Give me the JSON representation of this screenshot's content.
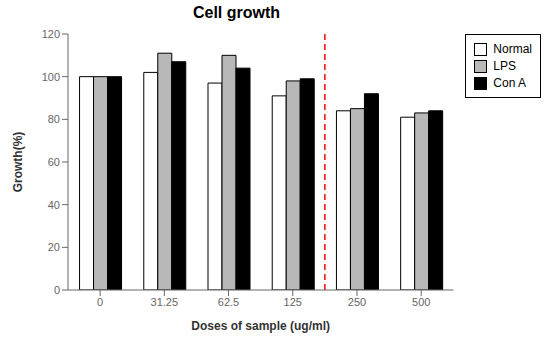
{
  "chart_data": {
    "type": "bar",
    "title": "Cell growth",
    "xlabel": "Doses of sample (ug/ml)",
    "ylabel": "Growth(%)",
    "categories": [
      "0",
      "31.25",
      "62.5",
      "125",
      "250",
      "500"
    ],
    "series": [
      {
        "name": "Normal",
        "color": "white",
        "values": [
          100,
          102,
          97,
          91,
          84,
          81
        ]
      },
      {
        "name": "LPS",
        "color": "#b8b8b8",
        "values": [
          100,
          111,
          110,
          98,
          85,
          83
        ]
      },
      {
        "name": "Con A",
        "color": "black",
        "values": [
          100,
          107,
          104,
          99,
          92,
          84
        ]
      }
    ],
    "ylim": [
      0,
      120
    ],
    "yticks": [
      0,
      20,
      40,
      60,
      80,
      100,
      120
    ],
    "grid": false,
    "legend": "right",
    "annotations": [
      {
        "type": "vline",
        "between": [
          "125",
          "250"
        ],
        "color": "red",
        "line_style": "dashed"
      }
    ]
  }
}
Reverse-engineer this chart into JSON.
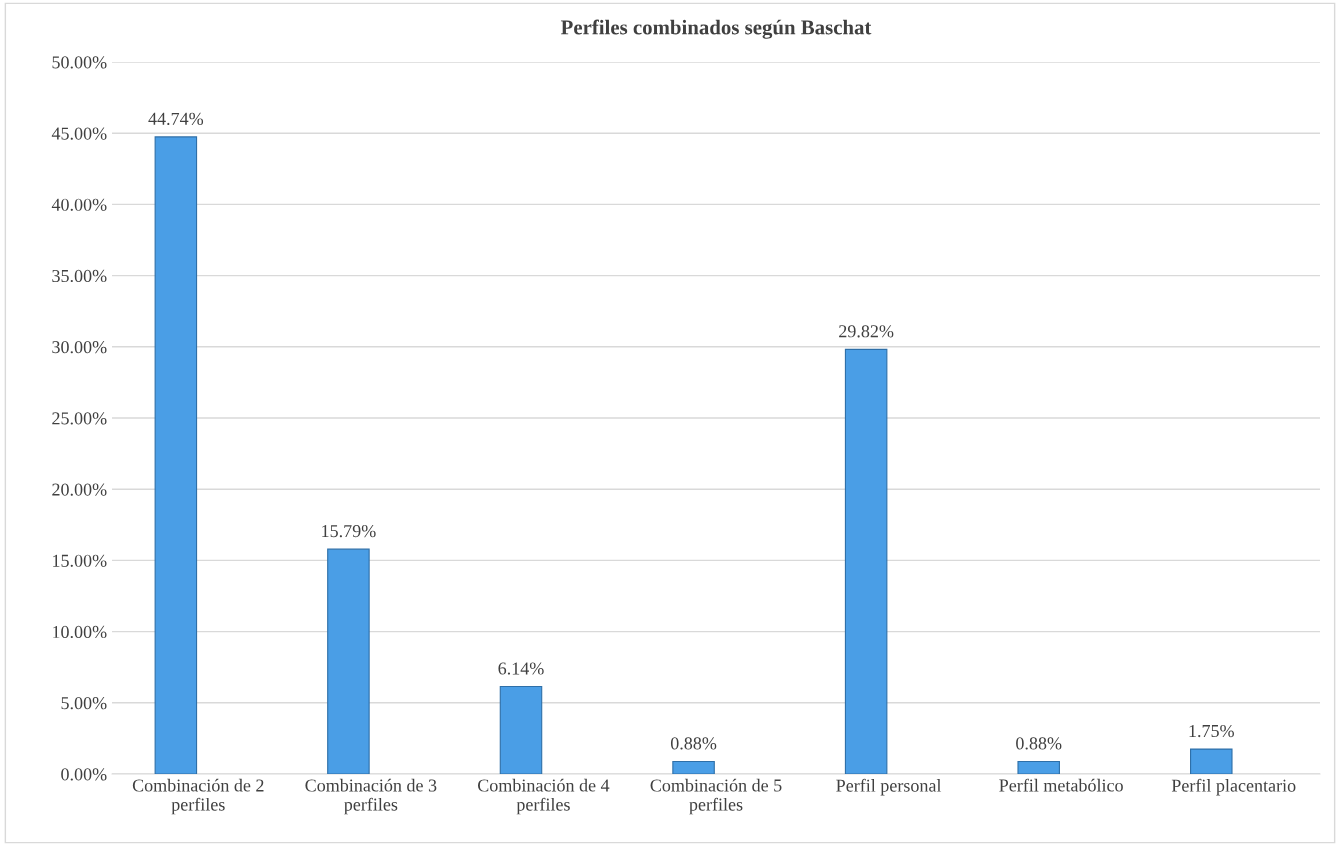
{
  "chart_data": {
    "type": "bar",
    "title": "Perfiles combinados según Baschat",
    "categories": [
      "Combinación de 2\nperfiles",
      "Combinación de 3\nperfiles",
      "Combinación de 4\nperfiles",
      "Combinación de 5\nperfiles",
      "Perfil personal",
      "Perfil metabólico",
      "Perfil placentario"
    ],
    "values": [
      44.74,
      15.79,
      6.14,
      0.88,
      29.82,
      0.88,
      1.75
    ],
    "value_labels": [
      "44.74%",
      "15.79%",
      "6.14%",
      "0.88%",
      "29.82%",
      "0.88%",
      "1.75%"
    ],
    "color": "#4a9ee6",
    "ylim": [
      0,
      50
    ],
    "yticks": [
      {
        "value": 0,
        "label": "0.00%"
      },
      {
        "value": 5,
        "label": "5.00%"
      },
      {
        "value": 10,
        "label": "10.00%"
      },
      {
        "value": 15,
        "label": "15.00%"
      },
      {
        "value": 20,
        "label": "20.00%"
      },
      {
        "value": 25,
        "label": "25.00%"
      },
      {
        "value": 30,
        "label": "30.00%"
      },
      {
        "value": 35,
        "label": "35.00%"
      },
      {
        "value": 40,
        "label": "40.00%"
      },
      {
        "value": 45,
        "label": "45.00%"
      },
      {
        "value": 50,
        "label": "50.00%"
      }
    ],
    "grid": "y"
  }
}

[Your goal]
Leave out all images, then reproduce the entries above exactly.

[Response for this exercise]
Give me the JSON representation of this screenshot's content.
{
  "chart_data": {
    "type": "bar",
    "title": "Cell growth",
    "xlabel": "Doses of sample (ug/ml)",
    "ylabel": "Growth(%)",
    "categories": [
      "0",
      "31.25",
      "62.5",
      "125",
      "250",
      "500"
    ],
    "series": [
      {
        "name": "Normal",
        "color": "white",
        "values": [
          100,
          102,
          97,
          91,
          84,
          81
        ]
      },
      {
        "name": "LPS",
        "color": "#b8b8b8",
        "values": [
          100,
          111,
          110,
          98,
          85,
          83
        ]
      },
      {
        "name": "Con A",
        "color": "black",
        "values": [
          100,
          107,
          104,
          99,
          92,
          84
        ]
      }
    ],
    "ylim": [
      0,
      120
    ],
    "yticks": [
      0,
      20,
      40,
      60,
      80,
      100,
      120
    ],
    "grid": false,
    "legend": "right",
    "annotations": [
      {
        "type": "vline",
        "between": [
          "125",
          "250"
        ],
        "color": "red",
        "line_style": "dashed"
      }
    ]
  }
}
Reverse-engineer this chart into JSON.
{
  "chart_data": {
    "type": "bar",
    "title": "Perfiles combinados según Baschat",
    "categories": [
      "Combinación de 2\nperfiles",
      "Combinación de 3\nperfiles",
      "Combinación de 4\nperfiles",
      "Combinación de 5\nperfiles",
      "Perfil personal",
      "Perfil metabólico",
      "Perfil placentario"
    ],
    "values": [
      44.74,
      15.79,
      6.14,
      0.88,
      29.82,
      0.88,
      1.75
    ],
    "value_labels": [
      "44.74%",
      "15.79%",
      "6.14%",
      "0.88%",
      "29.82%",
      "0.88%",
      "1.75%"
    ],
    "color": "#4a9ee6",
    "ylim": [
      0,
      50
    ],
    "yticks": [
      {
        "value": 0,
        "label": "0.00%"
      },
      {
        "value": 5,
        "label": "5.00%"
      },
      {
        "value": 10,
        "label": "10.00%"
      },
      {
        "value": 15,
        "label": "15.00%"
      },
      {
        "value": 20,
        "label": "20.00%"
      },
      {
        "value": 25,
        "label": "25.00%"
      },
      {
        "value": 30,
        "label": "30.00%"
      },
      {
        "value": 35,
        "label": "35.00%"
      },
      {
        "value": 40,
        "label": "40.00%"
      },
      {
        "value": 45,
        "label": "45.00%"
      },
      {
        "value": 50,
        "label": "50.00%"
      }
    ],
    "grid": "y"
  }
}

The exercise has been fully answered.